— Begin Record excerpts —

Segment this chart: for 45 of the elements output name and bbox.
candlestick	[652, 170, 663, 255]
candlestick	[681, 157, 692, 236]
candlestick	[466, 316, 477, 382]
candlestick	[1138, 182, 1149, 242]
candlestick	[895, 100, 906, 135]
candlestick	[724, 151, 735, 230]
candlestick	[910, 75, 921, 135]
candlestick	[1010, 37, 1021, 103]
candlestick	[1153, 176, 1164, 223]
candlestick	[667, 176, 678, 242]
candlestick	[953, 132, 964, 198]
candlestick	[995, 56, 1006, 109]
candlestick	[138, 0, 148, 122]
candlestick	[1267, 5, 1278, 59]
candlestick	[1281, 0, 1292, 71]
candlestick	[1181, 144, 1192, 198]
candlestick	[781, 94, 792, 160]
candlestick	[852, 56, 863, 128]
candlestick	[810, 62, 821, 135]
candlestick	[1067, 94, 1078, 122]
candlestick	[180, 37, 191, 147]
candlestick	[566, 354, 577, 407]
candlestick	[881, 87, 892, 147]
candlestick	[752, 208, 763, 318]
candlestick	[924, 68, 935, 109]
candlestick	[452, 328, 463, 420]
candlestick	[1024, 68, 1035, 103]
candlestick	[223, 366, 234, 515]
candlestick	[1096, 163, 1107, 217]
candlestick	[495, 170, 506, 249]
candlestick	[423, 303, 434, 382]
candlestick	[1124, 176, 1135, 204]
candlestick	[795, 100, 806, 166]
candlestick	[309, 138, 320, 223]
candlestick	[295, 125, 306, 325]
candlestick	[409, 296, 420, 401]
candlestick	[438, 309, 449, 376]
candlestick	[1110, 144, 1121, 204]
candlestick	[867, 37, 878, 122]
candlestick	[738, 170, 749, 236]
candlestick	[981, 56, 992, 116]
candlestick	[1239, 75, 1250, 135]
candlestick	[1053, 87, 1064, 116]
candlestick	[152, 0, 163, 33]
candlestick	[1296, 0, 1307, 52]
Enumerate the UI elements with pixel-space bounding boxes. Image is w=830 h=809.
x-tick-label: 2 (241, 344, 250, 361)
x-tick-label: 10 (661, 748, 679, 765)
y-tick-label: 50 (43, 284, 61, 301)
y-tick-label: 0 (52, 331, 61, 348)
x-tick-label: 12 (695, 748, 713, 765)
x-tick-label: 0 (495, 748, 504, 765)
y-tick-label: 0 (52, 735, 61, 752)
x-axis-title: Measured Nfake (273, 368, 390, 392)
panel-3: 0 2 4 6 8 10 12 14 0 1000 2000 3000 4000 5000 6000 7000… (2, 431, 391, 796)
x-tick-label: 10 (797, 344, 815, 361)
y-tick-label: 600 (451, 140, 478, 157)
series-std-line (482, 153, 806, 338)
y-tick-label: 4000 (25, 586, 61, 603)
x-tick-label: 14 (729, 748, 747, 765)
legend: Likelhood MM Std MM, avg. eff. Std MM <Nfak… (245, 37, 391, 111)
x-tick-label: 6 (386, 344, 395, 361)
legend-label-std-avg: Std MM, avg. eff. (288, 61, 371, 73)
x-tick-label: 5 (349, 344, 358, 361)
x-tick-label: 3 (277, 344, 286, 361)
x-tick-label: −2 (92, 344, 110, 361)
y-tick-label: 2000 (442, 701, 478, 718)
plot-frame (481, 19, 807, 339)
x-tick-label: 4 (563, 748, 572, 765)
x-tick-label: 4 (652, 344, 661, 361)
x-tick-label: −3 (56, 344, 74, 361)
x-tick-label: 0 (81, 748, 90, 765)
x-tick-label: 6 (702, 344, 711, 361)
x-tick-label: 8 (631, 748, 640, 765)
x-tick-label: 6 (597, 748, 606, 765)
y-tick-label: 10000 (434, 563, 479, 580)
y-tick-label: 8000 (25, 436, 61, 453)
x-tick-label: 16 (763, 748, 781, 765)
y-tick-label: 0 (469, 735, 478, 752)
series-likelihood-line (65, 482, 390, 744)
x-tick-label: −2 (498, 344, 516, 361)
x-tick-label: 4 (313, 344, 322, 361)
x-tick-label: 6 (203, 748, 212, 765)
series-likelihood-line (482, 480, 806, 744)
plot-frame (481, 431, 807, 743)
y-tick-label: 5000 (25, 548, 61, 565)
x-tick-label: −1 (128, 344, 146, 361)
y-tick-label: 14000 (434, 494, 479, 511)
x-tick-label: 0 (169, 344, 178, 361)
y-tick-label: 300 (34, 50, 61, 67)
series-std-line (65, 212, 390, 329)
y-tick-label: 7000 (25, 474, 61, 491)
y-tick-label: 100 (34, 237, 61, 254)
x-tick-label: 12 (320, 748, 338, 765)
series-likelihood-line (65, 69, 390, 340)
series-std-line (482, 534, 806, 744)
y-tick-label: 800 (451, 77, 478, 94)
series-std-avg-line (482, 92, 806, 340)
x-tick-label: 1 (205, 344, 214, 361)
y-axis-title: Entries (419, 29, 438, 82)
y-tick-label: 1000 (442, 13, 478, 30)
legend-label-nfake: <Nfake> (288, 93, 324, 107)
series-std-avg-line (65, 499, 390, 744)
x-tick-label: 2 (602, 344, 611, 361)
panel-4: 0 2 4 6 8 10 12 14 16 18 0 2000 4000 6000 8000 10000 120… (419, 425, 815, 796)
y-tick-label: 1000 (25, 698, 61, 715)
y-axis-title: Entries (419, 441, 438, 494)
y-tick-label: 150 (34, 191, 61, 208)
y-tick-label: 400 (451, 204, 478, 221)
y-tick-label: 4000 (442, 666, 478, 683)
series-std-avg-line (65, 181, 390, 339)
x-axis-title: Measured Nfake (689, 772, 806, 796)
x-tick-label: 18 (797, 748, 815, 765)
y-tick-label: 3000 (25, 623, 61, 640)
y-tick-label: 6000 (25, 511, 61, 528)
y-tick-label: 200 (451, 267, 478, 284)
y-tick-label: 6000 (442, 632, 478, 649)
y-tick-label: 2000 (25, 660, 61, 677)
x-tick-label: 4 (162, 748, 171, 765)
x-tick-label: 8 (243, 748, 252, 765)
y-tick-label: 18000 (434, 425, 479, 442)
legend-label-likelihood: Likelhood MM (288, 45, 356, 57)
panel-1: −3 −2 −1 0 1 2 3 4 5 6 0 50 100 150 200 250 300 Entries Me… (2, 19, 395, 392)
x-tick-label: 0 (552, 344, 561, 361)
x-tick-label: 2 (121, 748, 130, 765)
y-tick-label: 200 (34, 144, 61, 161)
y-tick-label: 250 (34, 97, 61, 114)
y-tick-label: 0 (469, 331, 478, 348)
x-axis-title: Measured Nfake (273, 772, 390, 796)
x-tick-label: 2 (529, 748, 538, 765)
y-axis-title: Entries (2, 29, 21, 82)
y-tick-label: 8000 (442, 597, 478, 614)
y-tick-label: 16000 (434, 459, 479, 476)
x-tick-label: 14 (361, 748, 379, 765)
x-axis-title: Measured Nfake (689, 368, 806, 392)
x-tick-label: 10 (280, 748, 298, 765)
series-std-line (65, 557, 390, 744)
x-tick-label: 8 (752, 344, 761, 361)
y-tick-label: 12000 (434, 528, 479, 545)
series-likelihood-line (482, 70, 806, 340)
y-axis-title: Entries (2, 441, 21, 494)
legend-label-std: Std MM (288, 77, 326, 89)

— End Record excerpts —

Can you output every line of the records above as a Markdown table with two columns, "No." for the row number and "Entry" for the line, leaving out any blank lines?

| No. | Entry |
|---|---|
| 1 | Segment this chart: for 45 of the elements output name and bbox. |
| 2 | candlestick	[652, 170, 663, 255] |
| 3 | candlestick	[681, 157, 692, 236] |
| 4 | candlestick	[466, 316, 477, 382] |
| 5 | candlestick	[1138, 182, 1149, 242] |
| 6 | candlestick	[895, 100, 906, 135] |
| 7 | candlestick	[724, 151, 735, 230] |
| 8 | candlestick	[910, 75, 921, 135] |
| 9 | candlestick	[1010, 37, 1021, 103] |
| 10 | candlestick	[1153, 176, 1164, 223] |
| 11 | candlestick	[667, 176, 678, 242] |
| 12 | candlestick	[953, 132, 964, 198] |
| 13 | candlestick	[995, 56, 1006, 109] |
| 14 | candlestick	[138, 0, 148, 122] |
| 15 | candlestick	[1267, 5, 1278, 59] |
| 16 | candlestick	[1281, 0, 1292, 71] |
| 17 | candlestick	[1181, 144, 1192, 198] |
| 18 | candlestick	[781, 94, 792, 160] |
| 19 | candlestick	[852, 56, 863, 128] |
| 20 | candlestick	[810, 62, 821, 135] |
| 21 | candlestick	[1067, 94, 1078, 122] |
| 22 | candlestick	[180, 37, 191, 147] |
| 23 | candlestick	[566, 354, 577, 407] |
| 24 | candlestick	[881, 87, 892, 147] |
| 25 | candlestick	[752, 208, 763, 318] |
| 26 | candlestick	[924, 68, 935, 109] |
| 27 | candlestick	[452, 328, 463, 420] |
| 28 | candlestick	[1024, 68, 1035, 103] |
| 29 | candlestick	[223, 366, 234, 515] |
| 30 | candlestick	[1096, 163, 1107, 217] |
| 31 | candlestick	[495, 170, 506, 249] |
| 32 | candlestick	[423, 303, 434, 382] |
| 33 | candlestick	[1124, 176, 1135, 204] |
| 34 | candlestick	[795, 100, 806, 166] |
| 35 | candlestick	[309, 138, 320, 223] |
| 36 | candlestick	[295, 125, 306, 325] |
| 37 | candlestick	[409, 296, 420, 401] |
| 38 | candlestick	[438, 309, 449, 376] |
| 39 | candlestick	[1110, 144, 1121, 204] |
| 40 | candlestick	[867, 37, 878, 122] |
| 41 | candlestick	[738, 170, 749, 236] |
| 42 | candlestick	[981, 56, 992, 116] |
| 43 | candlestick	[1239, 75, 1250, 135] |
| 44 | candlestick	[1053, 87, 1064, 116] |
| 45 | candlestick	[152, 0, 163, 33] |
| 46 | candlestick	[1296, 0, 1307, 52] |
| 47 | Enumerate the UI elements with pixel-space bounding boxes. Image is w=830 h=809. |
| 48 | x-tick-label: 2 (241, 344, 250, 361) |
| 49 | x-tick-label: 10 (661, 748, 679, 765) |
| 50 | y-tick-label: 50 (43, 284, 61, 301) |
| 51 | y-tick-label: 0 (52, 331, 61, 348) |
| 52 | x-tick-label: 12 (695, 748, 713, 765) |
| 53 | x-tick-label: 0 (495, 748, 504, 765) |
| 54 | y-tick-label: 0 (52, 735, 61, 752) |
| 55 | x-axis-title: Measured Nfake (273, 368, 390, 392) |
| 56 | panel-3: 0 2 4 6 8 10 12 14 0 1000 2000 3000 4000 5000 6000 7000… (2, 431, 391, 796) |
| 57 | x-tick-label: 10 (797, 344, 815, 361) |
| 58 | y-tick-label: 600 (451, 140, 478, 157) |
| 59 | series-std-line (482, 153, 806, 338) |
| 60 | y-tick-label: 4000 (25, 586, 61, 603) |
| 61 | x-tick-label: 14 (729, 748, 747, 765) |
| 62 | legend: Likelhood MM Std MM, avg. eff. Std MM <Nfak… (245, 37, 391, 111) |
| 63 | x-tick-label: 6 (386, 344, 395, 361) |
| 64 | legend-label-std-avg: Std MM, avg. eff. (288, 61, 371, 73) |
| 65 | x-tick-label: 5 (349, 344, 358, 361) |
| 66 | x-tick-label: 3 (277, 344, 286, 361) |
| 67 | x-tick-label: −2 (92, 344, 110, 361) |
| 68 | y-tick-label: 2000 (442, 701, 478, 718) |
| 69 | plot-frame (481, 19, 807, 339) |
| 70 | x-tick-label: 4 (563, 748, 572, 765) |
| 71 | x-tick-label: 4 (652, 344, 661, 361) |
| 72 | x-tick-label: −3 (56, 344, 74, 361) |
| 73 | x-tick-label: 0 (81, 748, 90, 765) |
| 74 | x-tick-label: 6 (702, 344, 711, 361) |
| 75 | x-tick-label: 8 (631, 748, 640, 765) |
| 76 | x-tick-label: 6 (597, 748, 606, 765) |
| 77 | y-tick-label: 10000 (434, 563, 479, 580) |
| 78 | y-tick-label: 8000 (25, 436, 61, 453) |
| 79 | x-tick-label: 16 (763, 748, 781, 765) |
| 80 | y-tick-label: 0 (469, 735, 478, 752) |
| 81 | series-likelihood-line (65, 482, 390, 744) |
| 82 | x-tick-label: −2 (498, 344, 516, 361) |
| 83 | x-tick-label: 4 (313, 344, 322, 361) |
| 84 | x-tick-label: 6 (203, 748, 212, 765) |
| 85 | series-likelihood-line (482, 480, 806, 744) |
| 86 | plot-frame (481, 431, 807, 743) |
| 87 | y-tick-label: 5000 (25, 548, 61, 565) |
| 88 | x-tick-label: −1 (128, 344, 146, 361) |
| 89 | y-tick-label: 14000 (434, 494, 479, 511) |
| 90 | x-tick-label: 0 (169, 344, 178, 361) |
| 91 | y-tick-label: 300 (34, 50, 61, 67) |
| 92 | series-std-line (65, 212, 390, 329) |
| 93 | y-tick-label: 7000 (25, 474, 61, 491) |
| 94 | y-tick-label: 100 (34, 237, 61, 254) |
| 95 | x-tick-label: 12 (320, 748, 338, 765) |
| 96 | series-likelihood-line (65, 69, 390, 340) |
| 97 | series-std-line (482, 534, 806, 744) |
| 98 | y-tick-label: 800 (451, 77, 478, 94) |
| 99 | series-std-avg-line (482, 92, 806, 340) |
| 100 | x-tick-label: 1 (205, 344, 214, 361) |
| 101 | y-axis-title: Entries (419, 29, 438, 82) |
| 102 | y-tick-label: 1000 (442, 13, 478, 30) |
| 103 | legend-label-nfake: <Nfake> (288, 93, 324, 107) |
| 104 | series-std-avg-line (65, 499, 390, 744) |
| 105 | x-tick-label: 2 (602, 344, 611, 361) |
| 106 | panel-4: 0 2 4 6 8 10 12 14 16 18 0 2000 4000 6000 8000 10000 120… (419, 425, 815, 796) |
| 107 | y-tick-label: 1000 (25, 698, 61, 715) |
| 108 | y-axis-title: Entries (419, 441, 438, 494) |
| 109 | y-tick-label: 150 (34, 191, 61, 208) |
| 110 | y-tick-label: 400 (451, 204, 478, 221) |
| 111 | y-tick-label: 4000 (442, 666, 478, 683) |
| 112 | series-std-avg-line (65, 181, 390, 339) |
| 113 | x-axis-title: Measured Nfake (689, 772, 806, 796) |
| 114 | x-tick-label: 18 (797, 748, 815, 765) |
| 115 | y-tick-label: 3000 (25, 623, 61, 640) |
| 116 | y-tick-label: 6000 (25, 511, 61, 528) |
| 117 | y-tick-label: 200 (451, 267, 478, 284) |
| 118 | y-tick-label: 6000 (442, 632, 478, 649) |
| 119 | y-tick-label: 2000 (25, 660, 61, 677) |
| 120 | x-tick-label: 4 (162, 748, 171, 765) |
| 121 | x-tick-label: 8 (243, 748, 252, 765) |
| 122 | y-tick-label: 18000 (434, 425, 479, 442) |
| 123 | legend-label-likelihood: Likelhood MM (288, 45, 356, 57) |
| 124 | panel-1: −3 −2 −1 0 1 2 3 4 5 6 0 50 100 150 200 250 300 Entries Me… (2, 19, 395, 392) |
| 125 | x-tick-label: 0 (552, 344, 561, 361) |
| 126 | x-tick-label: 2 (121, 748, 130, 765) |
| 127 | y-tick-label: 200 (34, 144, 61, 161) |
| 128 | y-tick-label: 250 (34, 97, 61, 114) |
| 129 | y-tick-label: 0 (469, 331, 478, 348) |
| 130 | x-axis-title: Measured Nfake (273, 772, 390, 796) |
| 131 | x-tick-label: 2 (529, 748, 538, 765) |
| 132 | y-axis-title: Entries (2, 29, 21, 82) |
| 133 | y-tick-label: 8000 (442, 597, 478, 614) |
| 134 | y-tick-label: 16000 (434, 459, 479, 476) |
| 135 | x-tick-label: 14 (361, 748, 379, 765) |
| 136 | x-axis-title: Measured Nfake (689, 368, 806, 392) |
| 137 | x-tick-label: 10 (280, 748, 298, 765) |
| 138 | series-std-line (65, 557, 390, 744) |
| 139 | x-tick-label: 8 (752, 344, 761, 361) |
| 140 | y-tick-label: 12000 (434, 528, 479, 545) |
| 141 | series-likelihood-line (482, 70, 806, 340) |
| 142 | y-axis-title: Entries (2, 441, 21, 494) |
| 143 | legend-label-std: Std MM (288, 77, 326, 89) |